Document passage:
But every once in a while, there would be a call – a communication - of some grand importance, enough to beckon me away from my math homework (which, to a third grade bon-a-fide workaholic, was pretty much as significant as priorities could become) and compel me to attention.

This message was one of these.

“Hello, Maria,” said a voice, shaky, breathy, and low, but infused with some unique and gentle candor, like the slight wisp of the air around the flapping wings of a majestic eagle. “This is Pope John Paul II. A friend of yours mentioned that yesterday was a special day for you. So I would like to personally wish you a happy birthday. May God bless you and your family, always.”

Beep!

As the words played out in the still sweltering, summer atmosphere of the living room, my mother’s red-lipped mouth dropped open and the silliest, giddiest grin began to spread over her face. “The Pope just wished you a Happy Birthday!” she yelped, her hands flying to my shoulders and her arms shaking me energetically.

Completely missing the point, I folded my arms and said, “Yeah. Uh. Why?” Perhaps the randomness of the situation overshadowed the depth of the moment, or perhaps my mind couldn’t reconcile with the sudden discrepancy between logic and reality. Or maybe, on a less mumbo-jumbo note, I was just really confused.

By now, my mother had moved away from the telephone and was now flipping quickly through her address book. Her finger paused at the R’s. “John Ross, most likely,” she responded, glancing at me as if the name would flash life-changing, Pythagorean-theorem level epiphanies in my brain. All she received in return, however, was a quizzically raised eyebrow.

After a definitive pause, she expatiated, half-sighing, “The milkshake man.”

Oh. “Oh!” And the tips of my ears colored red beneath my hair.

There was a man who had “interned” (or whatever the equivalent is in priest-training) in the rectory where my mother was employed. He was impossibly tall, to the point that he barely squeezed into my mother’s van, and he made the best milkshakes ever. Ever. I could never really remember his name (though “John Ross” has a very admittedly smooth and impressive sound to it), so my sister and I unofficially dubbed him “the milkshake man.”

[Layout annotation data]
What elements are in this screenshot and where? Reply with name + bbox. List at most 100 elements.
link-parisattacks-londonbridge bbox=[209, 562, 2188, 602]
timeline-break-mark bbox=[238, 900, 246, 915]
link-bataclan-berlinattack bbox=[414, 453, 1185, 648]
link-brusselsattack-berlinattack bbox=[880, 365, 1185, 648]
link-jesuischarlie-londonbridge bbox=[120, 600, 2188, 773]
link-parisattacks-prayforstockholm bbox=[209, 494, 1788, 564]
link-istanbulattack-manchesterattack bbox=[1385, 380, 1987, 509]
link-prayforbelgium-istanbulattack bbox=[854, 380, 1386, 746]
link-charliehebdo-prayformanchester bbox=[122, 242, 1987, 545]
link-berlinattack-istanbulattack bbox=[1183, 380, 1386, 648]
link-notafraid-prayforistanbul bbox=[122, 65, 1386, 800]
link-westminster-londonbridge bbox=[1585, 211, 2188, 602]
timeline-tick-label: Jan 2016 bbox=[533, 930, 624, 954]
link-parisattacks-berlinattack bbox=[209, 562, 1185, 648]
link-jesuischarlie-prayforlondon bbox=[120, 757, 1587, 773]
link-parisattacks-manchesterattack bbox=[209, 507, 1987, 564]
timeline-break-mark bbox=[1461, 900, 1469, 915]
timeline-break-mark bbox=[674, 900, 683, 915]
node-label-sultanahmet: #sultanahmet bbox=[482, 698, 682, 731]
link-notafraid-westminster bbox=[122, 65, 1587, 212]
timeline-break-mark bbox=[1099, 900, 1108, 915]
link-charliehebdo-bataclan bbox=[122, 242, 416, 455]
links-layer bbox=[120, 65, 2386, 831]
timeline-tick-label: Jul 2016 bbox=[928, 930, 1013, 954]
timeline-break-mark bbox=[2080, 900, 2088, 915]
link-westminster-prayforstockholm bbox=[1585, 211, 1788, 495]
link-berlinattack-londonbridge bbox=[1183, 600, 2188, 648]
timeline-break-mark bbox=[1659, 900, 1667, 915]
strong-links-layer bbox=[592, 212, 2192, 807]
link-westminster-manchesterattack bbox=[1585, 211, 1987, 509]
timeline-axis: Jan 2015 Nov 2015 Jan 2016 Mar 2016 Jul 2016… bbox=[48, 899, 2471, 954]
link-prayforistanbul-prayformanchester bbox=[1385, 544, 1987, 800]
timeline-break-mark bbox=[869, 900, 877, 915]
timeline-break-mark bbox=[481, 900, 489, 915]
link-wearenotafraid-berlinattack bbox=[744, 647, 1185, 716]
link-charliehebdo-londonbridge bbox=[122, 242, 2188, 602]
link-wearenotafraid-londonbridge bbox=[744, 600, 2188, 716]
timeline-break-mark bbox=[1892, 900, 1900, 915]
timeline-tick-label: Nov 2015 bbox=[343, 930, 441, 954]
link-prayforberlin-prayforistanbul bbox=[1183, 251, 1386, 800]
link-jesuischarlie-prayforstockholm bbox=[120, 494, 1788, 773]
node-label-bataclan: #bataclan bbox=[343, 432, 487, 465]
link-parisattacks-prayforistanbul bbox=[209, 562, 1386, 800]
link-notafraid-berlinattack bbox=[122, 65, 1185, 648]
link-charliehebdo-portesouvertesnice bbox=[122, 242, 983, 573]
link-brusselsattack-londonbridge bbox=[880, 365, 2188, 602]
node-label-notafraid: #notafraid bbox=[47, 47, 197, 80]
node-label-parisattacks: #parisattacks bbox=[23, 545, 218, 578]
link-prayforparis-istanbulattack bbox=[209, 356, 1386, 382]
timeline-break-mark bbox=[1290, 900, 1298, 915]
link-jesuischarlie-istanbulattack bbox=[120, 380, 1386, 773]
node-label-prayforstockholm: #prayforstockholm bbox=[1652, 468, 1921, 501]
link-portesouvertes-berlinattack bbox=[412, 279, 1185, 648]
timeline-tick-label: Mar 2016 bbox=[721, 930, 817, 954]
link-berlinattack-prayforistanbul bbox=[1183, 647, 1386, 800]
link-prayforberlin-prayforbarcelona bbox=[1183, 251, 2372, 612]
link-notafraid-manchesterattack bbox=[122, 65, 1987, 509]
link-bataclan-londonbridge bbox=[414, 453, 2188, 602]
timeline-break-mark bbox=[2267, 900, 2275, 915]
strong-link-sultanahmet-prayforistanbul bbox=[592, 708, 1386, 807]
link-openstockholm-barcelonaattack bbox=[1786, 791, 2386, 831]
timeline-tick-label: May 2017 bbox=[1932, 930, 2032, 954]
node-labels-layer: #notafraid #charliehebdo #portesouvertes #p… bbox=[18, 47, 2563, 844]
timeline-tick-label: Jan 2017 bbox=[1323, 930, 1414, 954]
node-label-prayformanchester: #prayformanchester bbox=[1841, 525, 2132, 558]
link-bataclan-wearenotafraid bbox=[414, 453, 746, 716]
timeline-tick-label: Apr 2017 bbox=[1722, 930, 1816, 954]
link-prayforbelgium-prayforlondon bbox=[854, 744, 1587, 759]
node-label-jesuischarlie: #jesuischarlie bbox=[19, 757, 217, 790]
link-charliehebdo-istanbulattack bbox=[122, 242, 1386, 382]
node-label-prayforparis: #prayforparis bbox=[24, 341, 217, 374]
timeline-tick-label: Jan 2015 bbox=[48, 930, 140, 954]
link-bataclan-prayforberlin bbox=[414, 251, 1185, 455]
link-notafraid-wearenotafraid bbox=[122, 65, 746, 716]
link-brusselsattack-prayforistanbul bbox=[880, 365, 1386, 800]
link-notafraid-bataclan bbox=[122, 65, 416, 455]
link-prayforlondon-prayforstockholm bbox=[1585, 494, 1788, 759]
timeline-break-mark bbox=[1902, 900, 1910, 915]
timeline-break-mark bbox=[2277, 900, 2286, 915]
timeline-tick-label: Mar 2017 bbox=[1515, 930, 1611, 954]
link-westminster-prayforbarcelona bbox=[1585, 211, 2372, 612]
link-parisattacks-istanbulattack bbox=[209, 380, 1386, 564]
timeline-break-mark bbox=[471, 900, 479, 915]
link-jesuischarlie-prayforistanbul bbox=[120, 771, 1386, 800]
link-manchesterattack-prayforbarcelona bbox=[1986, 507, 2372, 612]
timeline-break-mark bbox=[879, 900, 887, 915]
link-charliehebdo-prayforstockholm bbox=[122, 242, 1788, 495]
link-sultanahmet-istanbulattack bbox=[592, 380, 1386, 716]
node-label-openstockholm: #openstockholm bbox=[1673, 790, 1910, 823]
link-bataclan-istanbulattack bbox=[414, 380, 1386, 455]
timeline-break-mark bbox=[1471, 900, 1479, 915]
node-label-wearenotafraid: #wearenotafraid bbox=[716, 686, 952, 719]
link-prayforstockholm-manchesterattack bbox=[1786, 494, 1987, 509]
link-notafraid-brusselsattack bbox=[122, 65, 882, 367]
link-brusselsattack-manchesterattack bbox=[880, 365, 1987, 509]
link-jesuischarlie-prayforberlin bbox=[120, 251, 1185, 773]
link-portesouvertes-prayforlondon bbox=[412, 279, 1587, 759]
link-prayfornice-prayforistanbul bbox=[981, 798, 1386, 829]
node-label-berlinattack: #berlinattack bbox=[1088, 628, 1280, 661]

What this exercise asks:
1) Answer these about the story of the Pope's birthday message:
(a) What grade was the narrator in?
(b) At which letter did the mother's finger stop in her address book?
(c) What nickname did the narrator and the narrator's sister give the tall man?
2) Carry on the story of the Pope's birthday message, starting after its final sentence.

Task results:
1)
(a) Third grade
(b) The R's
(c) "The milkshake man"

2)
This John Ross relocated to the Vatican the summer before my third-grade school year. I only met him four or five times before then. Yet somehow, he felt the need to mention to the Pope that a newly minted eight-year old girl whom he had once made a milkshake for had a birthday coming up, so would you give her a call, please and thank you? I’m positive the man had much better and important things to do, like organize and shepherd the souls of 1.1 billion people scattered throughout all the countries of the globe. That phone call was, well, an infinitesimal matter - bordering on nonexistent - in the grand scheme of history, right?

I thought of it as just one of those fleeting, once-in-a-lifetime things, the kind of random fact people would use to describe themselves at team-building exercises. I never got another message from him – though John Ross made it a point to call every year – and so the moment simply faded.

But when Pope John Paul II passed away years later, the memory resurfaced, and I retreated into my room, feeling the urge to meditate on it, turn it over in my head and run my mind against the texture of it, like a stone. His death touched the lives of almost every person in the world, so I wondered, somberly, if my well-wishes and prayers for his soul would be even be heard amongst the universe’s. That day, I felt tiny, if not insignificant. All through my childhood, that was all I felt. But this generous man, tasked with a burden so great and unimaginable to me, suddenly paused in his day to leave a small message for some little girl halfway across the world and offer a simple blessing of happiness.

To someone out there, I was everything but insignificant. Maybe God just needed to place a phone call to drill that into my head.